— BEGIN —

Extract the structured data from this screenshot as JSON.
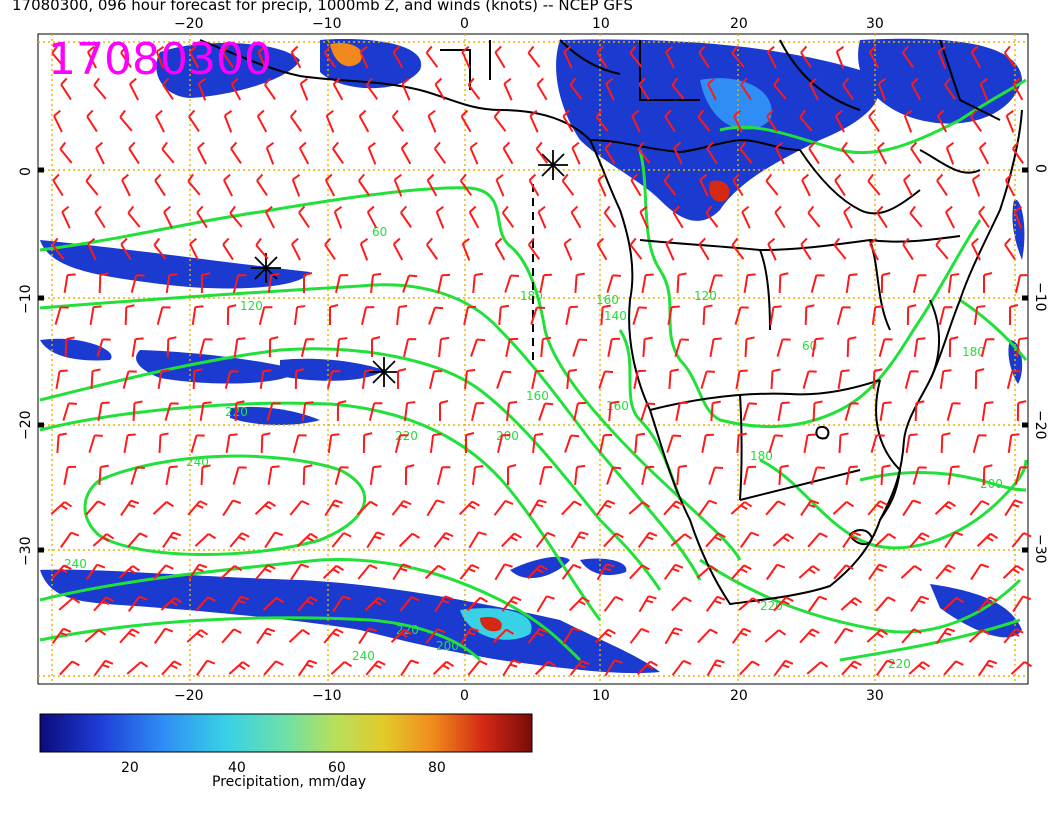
{
  "title": "17080300, 096 hour forecast for precip, 1000mb Z, and winds (knots) -- NCEP GFS",
  "stamp": "17080300",
  "axes": {
    "x_ticks": [
      "−20",
      "−10",
      "0",
      "10",
      "20",
      "30"
    ],
    "y_ticks": [
      "0",
      "−10",
      "−20",
      "−30"
    ]
  },
  "contour_labels": [
    "60",
    "120",
    "180",
    "220",
    "240",
    "220",
    "240",
    "200",
    "160",
    "140",
    "120",
    "180",
    "200",
    "220",
    "160",
    "220",
    "200",
    "180",
    "60",
    "240",
    "220",
    "160"
  ],
  "colorbar": {
    "label": "Precipitation, mm/day",
    "ticks": [
      "20",
      "40",
      "60",
      "80"
    ],
    "range": [
      0,
      100
    ],
    "colors": [
      "#0b0b7a",
      "#1e3cd6",
      "#2f8df5",
      "#38d1e6",
      "#6fe0a8",
      "#b6e05a",
      "#e3c92a",
      "#f08a1c",
      "#d42a14",
      "#7a0a0a"
    ]
  },
  "colors": {
    "contour": "#22e03a",
    "barb": "#ff1a1a",
    "coast": "#000000",
    "grid": "#e8b000",
    "stamp": "#ff00ff"
  }
}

— END —

EXERCISE PROMPT
Write out the whole listing again, exactly, with no pictures.

FINISHED EXERCISE
Extract the structured data from this screenshot as JSON.
{
  "title": "17080300, 096 hour forecast for precip, 1000mb Z, and winds (knots) -- NCEP GFS",
  "stamp": "17080300",
  "axes": {
    "x_ticks": [
      "−20",
      "−10",
      "0",
      "10",
      "20",
      "30"
    ],
    "y_ticks": [
      "0",
      "−10",
      "−20",
      "−30"
    ]
  },
  "contour_labels": [
    "60",
    "120",
    "180",
    "220",
    "240",
    "220",
    "240",
    "200",
    "160",
    "140",
    "120",
    "180",
    "200",
    "220",
    "160",
    "220",
    "200",
    "180",
    "60",
    "240",
    "220",
    "160"
  ],
  "colorbar": {
    "label": "Precipitation, mm/day",
    "ticks": [
      "20",
      "40",
      "60",
      "80"
    ],
    "range": [
      0,
      100
    ],
    "colors": [
      "#0b0b7a",
      "#1e3cd6",
      "#2f8df5",
      "#38d1e6",
      "#6fe0a8",
      "#b6e05a",
      "#e3c92a",
      "#f08a1c",
      "#d42a14",
      "#7a0a0a"
    ]
  },
  "colors": {
    "contour": "#22e03a",
    "barb": "#ff1a1a",
    "coast": "#000000",
    "grid": "#e8b000",
    "stamp": "#ff00ff"
  }
}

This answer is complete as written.